*What you are asked to do*
Wherever the word "color" appears in a line, extract that line.

*Dataset entries*
..............................

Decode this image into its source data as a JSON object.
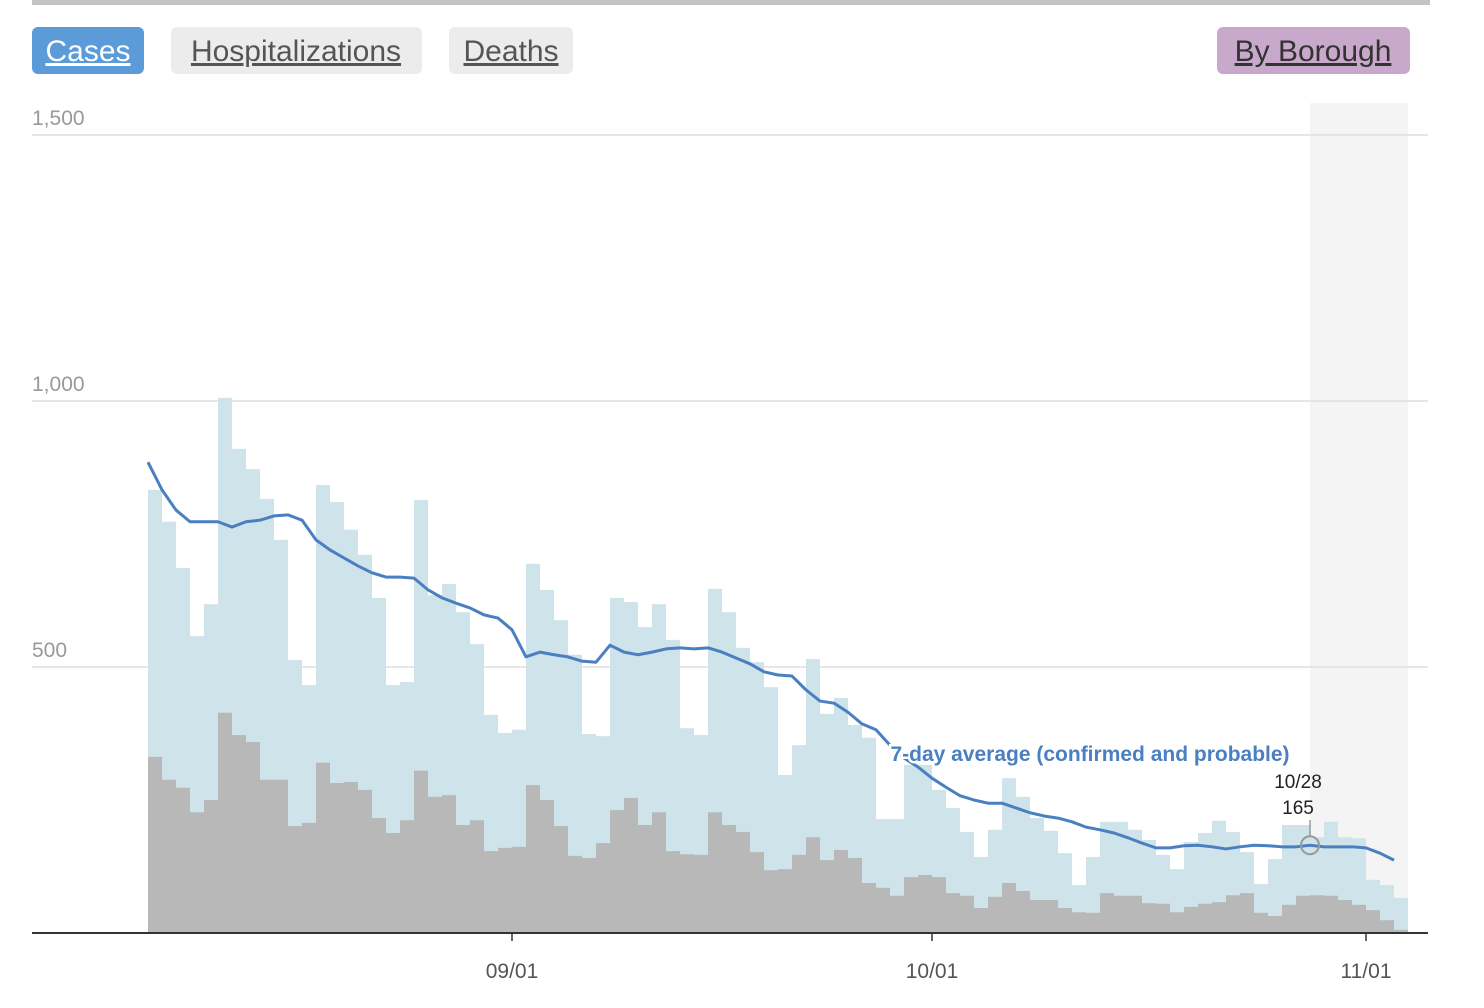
{
  "controls": {
    "tabs": [
      "Cases",
      "Hospitalizations",
      "Deaths"
    ],
    "borough_button": "By Borough"
  },
  "chart_data": {
    "type": "bar",
    "categories": [
      "08/06",
      "08/07",
      "08/08",
      "08/09",
      "08/10",
      "08/11",
      "08/12",
      "08/13",
      "08/14",
      "08/15",
      "08/16",
      "08/17",
      "08/18",
      "08/19",
      "08/20",
      "08/21",
      "08/22",
      "08/23",
      "08/24",
      "08/25",
      "08/26",
      "08/27",
      "08/28",
      "08/29",
      "08/30",
      "08/31",
      "09/01",
      "09/02",
      "09/03",
      "09/04",
      "09/05",
      "09/06",
      "09/07",
      "09/08",
      "09/09",
      "09/10",
      "09/11",
      "09/12",
      "09/13",
      "09/14",
      "09/15",
      "09/16",
      "09/17",
      "09/18",
      "09/19",
      "09/20",
      "09/21",
      "09/22",
      "09/23",
      "09/24",
      "09/25",
      "09/26",
      "09/27",
      "09/28",
      "09/29",
      "09/30",
      "10/01",
      "10/02",
      "10/03",
      "10/04",
      "10/05",
      "10/06",
      "10/07",
      "10/08",
      "10/09",
      "10/10",
      "10/11",
      "10/12",
      "10/13",
      "10/14",
      "10/15",
      "10/16",
      "10/17",
      "10/18",
      "10/19",
      "10/20",
      "10/21",
      "10/22",
      "10/23",
      "10/24",
      "10/25",
      "10/26",
      "10/27",
      "10/28",
      "10/29",
      "10/30",
      "10/31",
      "11/01",
      "11/02",
      "11/03"
    ],
    "series": [
      {
        "type": "bar",
        "color": "#cfe3ea",
        "values": [
          833,
          773,
          686,
          558,
          618,
          1006,
          910,
          872,
          816,
          739,
          513,
          466,
          842,
          810,
          758,
          711,
          630,
          466,
          472,
          814,
          635,
          656,
          603,
          543,
          410,
          376,
          382,
          694,
          645,
          588,
          523,
          374,
          370,
          630,
          622,
          575,
          618,
          551,
          385,
          372,
          647,
          603,
          536,
          509,
          462,
          297,
          353,
          515,
          412,
          442,
          391,
          367,
          214,
          214,
          316,
          316,
          269,
          235,
          190,
          143,
          194,
          291,
          256,
          216,
          192,
          150,
          90,
          143,
          209,
          209,
          194,
          175,
          147,
          120,
          171,
          188,
          211,
          190,
          152,
          92,
          139,
          203,
          203,
          180,
          209,
          180,
          178,
          100,
          90,
          66
        ]
      },
      {
        "type": "bar",
        "color": "#b8b8b8",
        "values": [
          331,
          288,
          273,
          227,
          250,
          414,
          372,
          359,
          288,
          288,
          201,
          207,
          320,
          282,
          284,
          269,
          216,
          188,
          212,
          305,
          256,
          259,
          203,
          212,
          154,
          160,
          162,
          278,
          250,
          201,
          145,
          141,
          169,
          231,
          254,
          203,
          227,
          154,
          148,
          147,
          227,
          203,
          190,
          152,
          118,
          120,
          147,
          180,
          137,
          156,
          141,
          94,
          85,
          70,
          105,
          109,
          105,
          75,
          70,
          47,
          68,
          94,
          79,
          62,
          62,
          47,
          39,
          38,
          75,
          70,
          70,
          56,
          55,
          39,
          49,
          55,
          58,
          71,
          75,
          38,
          32,
          53,
          70,
          71,
          70,
          62,
          53,
          43,
          24,
          6
        ]
      },
      {
        "type": "line",
        "name": "7-day average (confirmed and probable)",
        "color": "#4a7fc1",
        "values": [
          885,
          833,
          795,
          773,
          773,
          773,
          763,
          773,
          776,
          784,
          786,
          776,
          739,
          720,
          705,
          690,
          677,
          669,
          669,
          667,
          645,
          630,
          620,
          611,
          598,
          592,
          570,
          519,
          528,
          523,
          519,
          511,
          509,
          541,
          528,
          523,
          528,
          534,
          536,
          534,
          536,
          528,
          517,
          506,
          491,
          485,
          483,
          457,
          436,
          432,
          415,
          393,
          382,
          353,
          329,
          312,
          291,
          274,
          258,
          250,
          244,
          244,
          235,
          226,
          220,
          216,
          209,
          199,
          194,
          188,
          179,
          169,
          160,
          160,
          164,
          165,
          162,
          158,
          162,
          165,
          164,
          162,
          162,
          165,
          162,
          162,
          162,
          160,
          150,
          137
        ]
      }
    ],
    "tooltip": {
      "date": "10/28",
      "value": 165
    },
    "ylim": [
      0,
      1500
    ],
    "yticks": [
      {
        "value": 500,
        "label": "500"
      },
      {
        "value": 1000,
        "label": "1,000"
      },
      {
        "value": 1500,
        "label": "1,500"
      }
    ],
    "xticks": [
      "09/01",
      "10/01",
      "11/01"
    ],
    "grid": true
  }
}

..............................

*Answer to this exercise*
        "color": "#cfe3ea",
        "color": "#b8b8b8",
        "color": "#4a7fc1",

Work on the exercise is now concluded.